**REQUIRED TASK**
Filter the records below down to lines containing "element".

==== RECORD EXTRACTS

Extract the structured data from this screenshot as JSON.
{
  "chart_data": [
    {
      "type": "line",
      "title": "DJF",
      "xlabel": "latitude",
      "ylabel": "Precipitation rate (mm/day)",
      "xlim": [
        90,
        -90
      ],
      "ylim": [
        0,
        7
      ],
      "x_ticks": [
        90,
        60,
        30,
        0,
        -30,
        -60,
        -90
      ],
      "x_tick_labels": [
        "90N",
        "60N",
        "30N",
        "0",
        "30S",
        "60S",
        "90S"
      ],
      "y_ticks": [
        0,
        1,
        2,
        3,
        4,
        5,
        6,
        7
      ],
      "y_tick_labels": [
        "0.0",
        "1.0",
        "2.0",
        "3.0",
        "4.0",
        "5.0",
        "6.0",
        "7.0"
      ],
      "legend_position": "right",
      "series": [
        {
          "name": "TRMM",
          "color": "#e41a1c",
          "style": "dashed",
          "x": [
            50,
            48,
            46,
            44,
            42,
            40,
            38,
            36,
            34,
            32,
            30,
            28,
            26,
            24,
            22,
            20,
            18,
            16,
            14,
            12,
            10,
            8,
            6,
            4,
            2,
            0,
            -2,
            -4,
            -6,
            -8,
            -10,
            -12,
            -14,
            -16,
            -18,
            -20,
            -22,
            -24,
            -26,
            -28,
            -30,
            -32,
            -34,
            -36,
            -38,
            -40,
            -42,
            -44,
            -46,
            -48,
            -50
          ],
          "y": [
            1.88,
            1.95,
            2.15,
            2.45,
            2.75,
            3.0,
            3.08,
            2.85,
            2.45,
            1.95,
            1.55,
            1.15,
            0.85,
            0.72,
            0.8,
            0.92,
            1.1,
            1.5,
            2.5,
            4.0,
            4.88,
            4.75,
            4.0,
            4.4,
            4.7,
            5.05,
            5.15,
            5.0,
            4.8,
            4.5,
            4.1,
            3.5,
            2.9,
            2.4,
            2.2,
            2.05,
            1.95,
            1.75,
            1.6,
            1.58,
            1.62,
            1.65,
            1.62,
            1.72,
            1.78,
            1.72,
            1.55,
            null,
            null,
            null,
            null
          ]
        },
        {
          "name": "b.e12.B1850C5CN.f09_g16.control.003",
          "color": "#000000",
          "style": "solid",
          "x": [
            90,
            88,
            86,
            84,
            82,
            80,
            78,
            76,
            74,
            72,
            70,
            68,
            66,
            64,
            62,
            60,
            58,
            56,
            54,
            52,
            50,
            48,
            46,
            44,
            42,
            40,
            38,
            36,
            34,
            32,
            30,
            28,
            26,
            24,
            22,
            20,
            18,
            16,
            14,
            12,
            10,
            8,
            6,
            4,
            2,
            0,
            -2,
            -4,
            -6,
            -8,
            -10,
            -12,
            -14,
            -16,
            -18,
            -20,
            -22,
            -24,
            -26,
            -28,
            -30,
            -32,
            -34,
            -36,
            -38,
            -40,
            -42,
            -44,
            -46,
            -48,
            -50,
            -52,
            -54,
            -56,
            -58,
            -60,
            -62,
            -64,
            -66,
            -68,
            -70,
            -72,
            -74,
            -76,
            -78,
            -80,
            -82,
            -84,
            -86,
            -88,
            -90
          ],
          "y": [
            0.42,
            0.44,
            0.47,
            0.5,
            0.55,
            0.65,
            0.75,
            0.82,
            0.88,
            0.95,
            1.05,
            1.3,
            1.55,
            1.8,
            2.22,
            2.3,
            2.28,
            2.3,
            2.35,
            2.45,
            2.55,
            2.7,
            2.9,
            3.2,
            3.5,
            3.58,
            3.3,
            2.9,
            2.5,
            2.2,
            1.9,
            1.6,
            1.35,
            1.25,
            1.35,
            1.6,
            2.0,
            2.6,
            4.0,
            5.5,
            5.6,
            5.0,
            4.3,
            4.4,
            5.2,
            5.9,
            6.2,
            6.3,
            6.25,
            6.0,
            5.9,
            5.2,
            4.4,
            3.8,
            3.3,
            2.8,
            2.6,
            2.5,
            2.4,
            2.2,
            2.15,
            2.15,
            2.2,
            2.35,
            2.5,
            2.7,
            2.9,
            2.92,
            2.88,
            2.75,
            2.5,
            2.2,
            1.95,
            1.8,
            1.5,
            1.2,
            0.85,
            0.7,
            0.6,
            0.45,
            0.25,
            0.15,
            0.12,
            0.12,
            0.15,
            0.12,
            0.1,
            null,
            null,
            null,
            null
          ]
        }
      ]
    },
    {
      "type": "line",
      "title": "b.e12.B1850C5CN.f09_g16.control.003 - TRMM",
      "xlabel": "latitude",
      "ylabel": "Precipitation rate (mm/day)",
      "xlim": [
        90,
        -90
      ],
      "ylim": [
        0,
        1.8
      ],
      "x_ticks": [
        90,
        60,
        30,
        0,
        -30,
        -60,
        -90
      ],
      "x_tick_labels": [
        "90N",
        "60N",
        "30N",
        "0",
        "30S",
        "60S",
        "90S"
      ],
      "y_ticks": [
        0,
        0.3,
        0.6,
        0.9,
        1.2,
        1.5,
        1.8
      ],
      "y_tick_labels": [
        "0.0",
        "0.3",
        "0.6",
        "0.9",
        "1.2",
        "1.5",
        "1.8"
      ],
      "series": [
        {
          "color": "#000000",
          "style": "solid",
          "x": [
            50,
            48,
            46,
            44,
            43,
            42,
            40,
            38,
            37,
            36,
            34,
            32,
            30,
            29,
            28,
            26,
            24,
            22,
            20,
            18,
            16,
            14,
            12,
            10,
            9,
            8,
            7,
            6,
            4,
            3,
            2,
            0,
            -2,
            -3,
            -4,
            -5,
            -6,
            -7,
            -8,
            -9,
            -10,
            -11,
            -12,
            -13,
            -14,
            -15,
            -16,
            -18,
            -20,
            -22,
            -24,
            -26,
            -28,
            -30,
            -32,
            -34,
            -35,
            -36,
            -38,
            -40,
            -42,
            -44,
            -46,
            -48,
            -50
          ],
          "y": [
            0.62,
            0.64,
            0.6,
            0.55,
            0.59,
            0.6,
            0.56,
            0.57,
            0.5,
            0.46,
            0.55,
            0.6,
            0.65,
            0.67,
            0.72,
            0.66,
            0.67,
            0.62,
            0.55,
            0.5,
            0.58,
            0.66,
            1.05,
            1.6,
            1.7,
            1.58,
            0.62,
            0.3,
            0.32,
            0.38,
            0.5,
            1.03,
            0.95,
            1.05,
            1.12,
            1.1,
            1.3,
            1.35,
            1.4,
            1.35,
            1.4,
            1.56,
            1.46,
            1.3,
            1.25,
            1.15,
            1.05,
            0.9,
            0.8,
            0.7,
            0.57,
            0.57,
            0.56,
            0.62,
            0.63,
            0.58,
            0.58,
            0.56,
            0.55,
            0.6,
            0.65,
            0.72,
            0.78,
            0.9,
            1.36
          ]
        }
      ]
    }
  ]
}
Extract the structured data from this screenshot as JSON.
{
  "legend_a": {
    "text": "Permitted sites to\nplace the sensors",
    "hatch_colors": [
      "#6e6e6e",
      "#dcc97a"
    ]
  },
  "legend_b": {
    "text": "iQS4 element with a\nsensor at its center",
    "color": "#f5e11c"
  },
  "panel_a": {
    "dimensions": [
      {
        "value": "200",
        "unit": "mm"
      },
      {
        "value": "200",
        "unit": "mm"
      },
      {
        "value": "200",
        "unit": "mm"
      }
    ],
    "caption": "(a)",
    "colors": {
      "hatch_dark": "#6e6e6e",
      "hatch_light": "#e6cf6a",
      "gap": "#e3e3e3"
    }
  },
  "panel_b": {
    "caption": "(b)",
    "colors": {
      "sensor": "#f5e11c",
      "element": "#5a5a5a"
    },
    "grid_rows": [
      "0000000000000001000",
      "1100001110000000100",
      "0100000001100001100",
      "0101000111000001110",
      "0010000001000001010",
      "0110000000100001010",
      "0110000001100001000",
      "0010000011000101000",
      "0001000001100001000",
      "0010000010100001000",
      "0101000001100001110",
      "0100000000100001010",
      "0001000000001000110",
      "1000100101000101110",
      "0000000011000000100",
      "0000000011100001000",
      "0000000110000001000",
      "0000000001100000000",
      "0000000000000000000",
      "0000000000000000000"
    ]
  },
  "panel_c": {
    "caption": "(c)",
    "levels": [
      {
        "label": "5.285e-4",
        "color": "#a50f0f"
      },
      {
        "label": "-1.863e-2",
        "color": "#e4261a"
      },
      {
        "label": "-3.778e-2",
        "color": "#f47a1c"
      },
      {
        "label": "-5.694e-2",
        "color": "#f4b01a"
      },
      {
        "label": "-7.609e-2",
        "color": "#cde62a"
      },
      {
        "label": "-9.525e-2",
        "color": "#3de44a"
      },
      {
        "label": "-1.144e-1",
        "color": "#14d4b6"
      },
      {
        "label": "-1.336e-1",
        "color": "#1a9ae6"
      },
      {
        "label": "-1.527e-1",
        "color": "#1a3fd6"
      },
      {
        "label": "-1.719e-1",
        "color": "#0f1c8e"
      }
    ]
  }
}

========

**EXERCISE ANSWER**
    "text": "iQS4 element with a\nsensor at its center",
      "element": "#5a5a5a"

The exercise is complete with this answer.